Transcribe all of the material exactly, except for its pictures.
++++ EXTRACTED ENTRIES
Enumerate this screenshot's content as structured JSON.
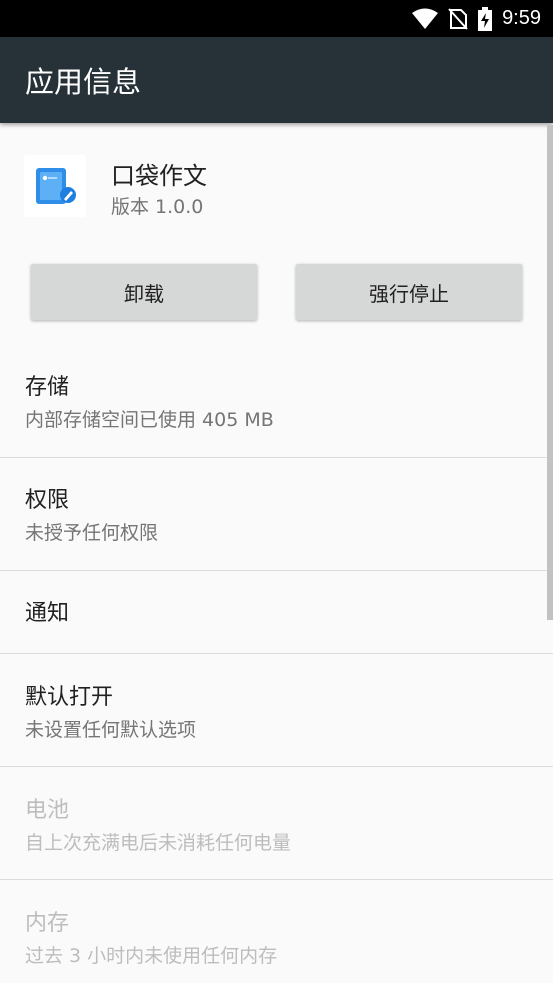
{
  "status_bar": {
    "time": "9:59",
    "icons": [
      "wifi-icon",
      "no-sim-icon",
      "battery-charging-icon"
    ]
  },
  "app_bar": {
    "title": "应用信息"
  },
  "app": {
    "name": "口袋作文",
    "version": "版本 1.0.0",
    "icon": "pocket-composition-app-icon"
  },
  "buttons": {
    "uninstall": "卸载",
    "force_stop": "强行停止"
  },
  "items": [
    {
      "title": "存储",
      "subtitle": "内部存储空间已使用 405 MB",
      "enabled": true
    },
    {
      "title": "权限",
      "subtitle": "未授予任何权限",
      "enabled": true
    },
    {
      "title": "通知",
      "subtitle": "",
      "enabled": true
    },
    {
      "title": "默认打开",
      "subtitle": "未设置任何默认选项",
      "enabled": true
    },
    {
      "title": "电池",
      "subtitle": "自上次充满电后未消耗任何电量",
      "enabled": false
    },
    {
      "title": "内存",
      "subtitle": "过去 3 小时内未使用任何内存",
      "enabled": false
    }
  ],
  "colors": {
    "app_bar_bg": "#263238",
    "status_bar_bg": "#000000",
    "button_bg": "#d6d7d7",
    "disabled_text": "#bdbdbd"
  }
}
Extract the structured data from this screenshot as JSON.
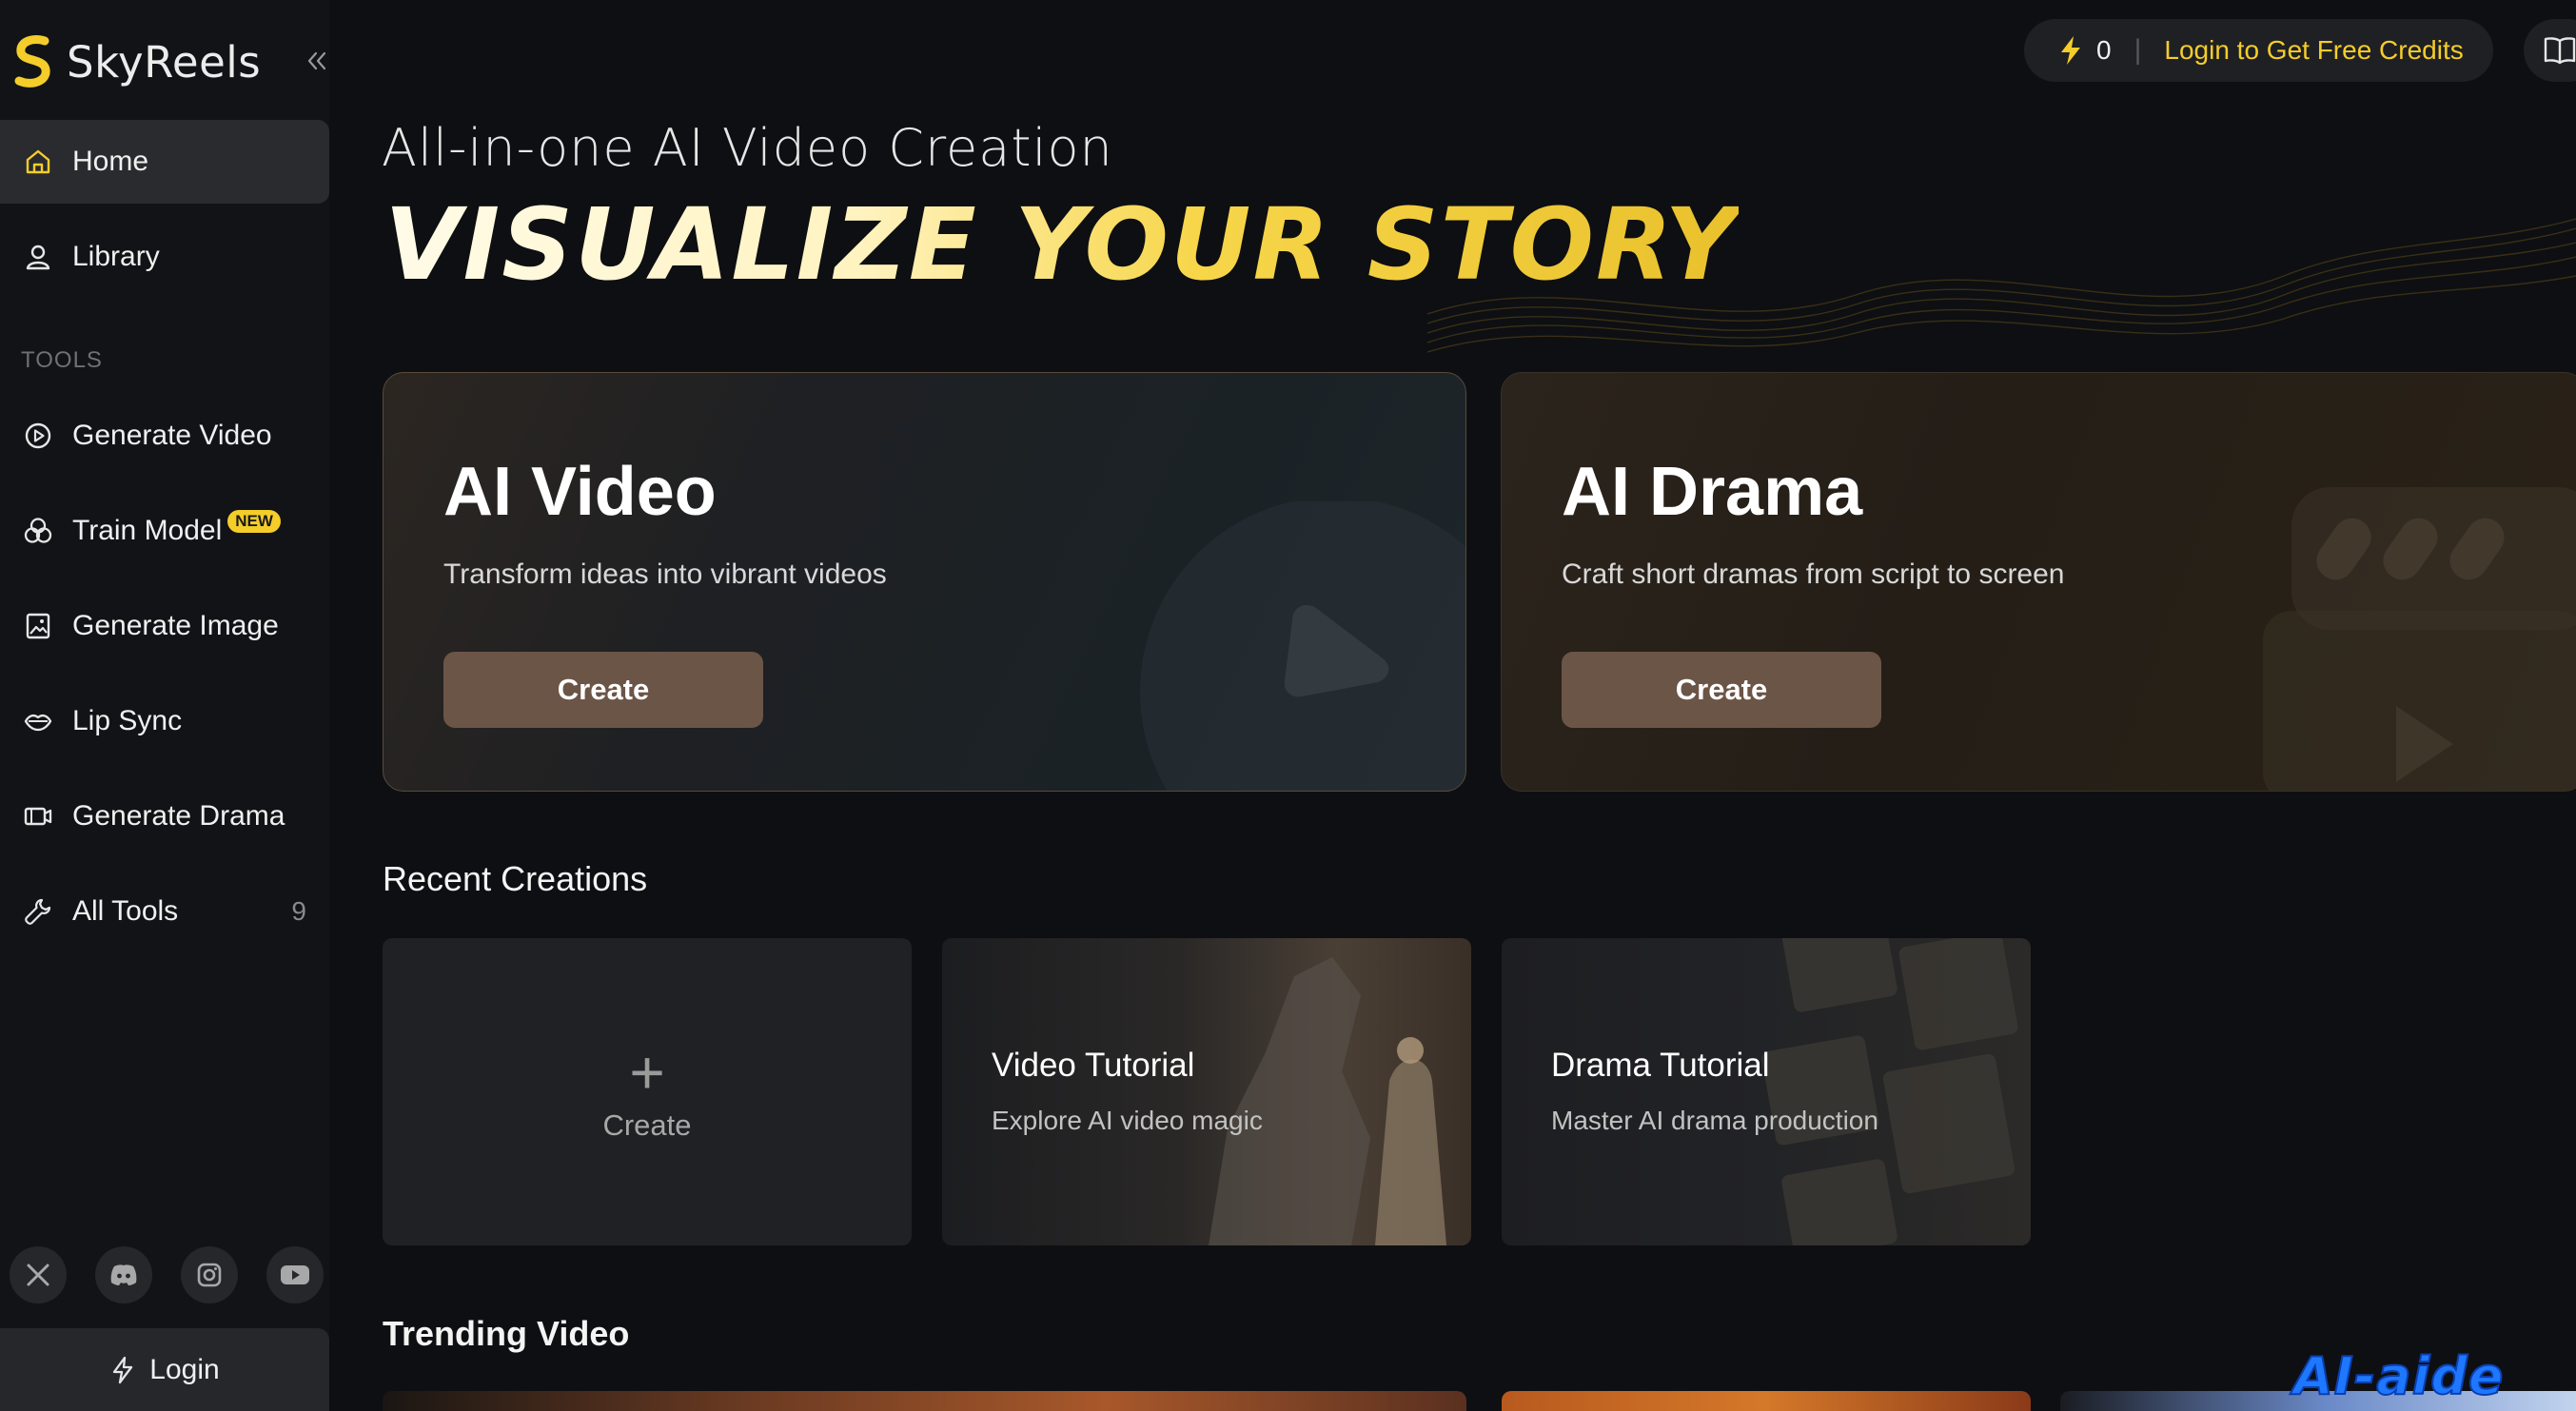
++++++++
[TASK OUTPUT]
Enumerate this screenshot's content as structured JSON.
{
  "status_bar": {
    "time": "9:59",
    "icons": [
      "wifi-icon",
      "no-sim-icon",
      "battery-charging-icon"
    ]
  },
  "app_bar": {
    "title": "应用信息"
  },
  "app": {
    "name": "口袋作文",
    "version": "版本 1.0.0",
    "icon": "pocket-composition-app-icon"
  },
  "buttons": {
    "uninstall": "卸载",
    "force_stop": "强行停止"
  },
  "items": [
    {
      "title": "存储",
      "subtitle": "内部存储空间已使用 405 MB",
      "enabled": true
    },
    {
      "title": "权限",
      "subtitle": "未授予任何权限",
      "enabled": true
    },
    {
      "title": "通知",
      "subtitle": "",
      "enabled": true
    },
    {
      "title": "默认打开",
      "subtitle": "未设置任何默认选项",
      "enabled": true
    },
    {
      "title": "电池",
      "subtitle": "自上次充满电后未消耗任何电量",
      "enabled": false
    },
    {
      "title": "内存",
      "subtitle": "过去 3 小时内未使用任何内存",
      "enabled": false
    }
  ],
  "colors": {
    "app_bar_bg": "#263238",
    "status_bar_bg": "#000000",
    "button_bg": "#d6d7d7",
    "disabled_text": "#bdbdbd"
  }
}
Extract the structured data from this screenshot as JSON.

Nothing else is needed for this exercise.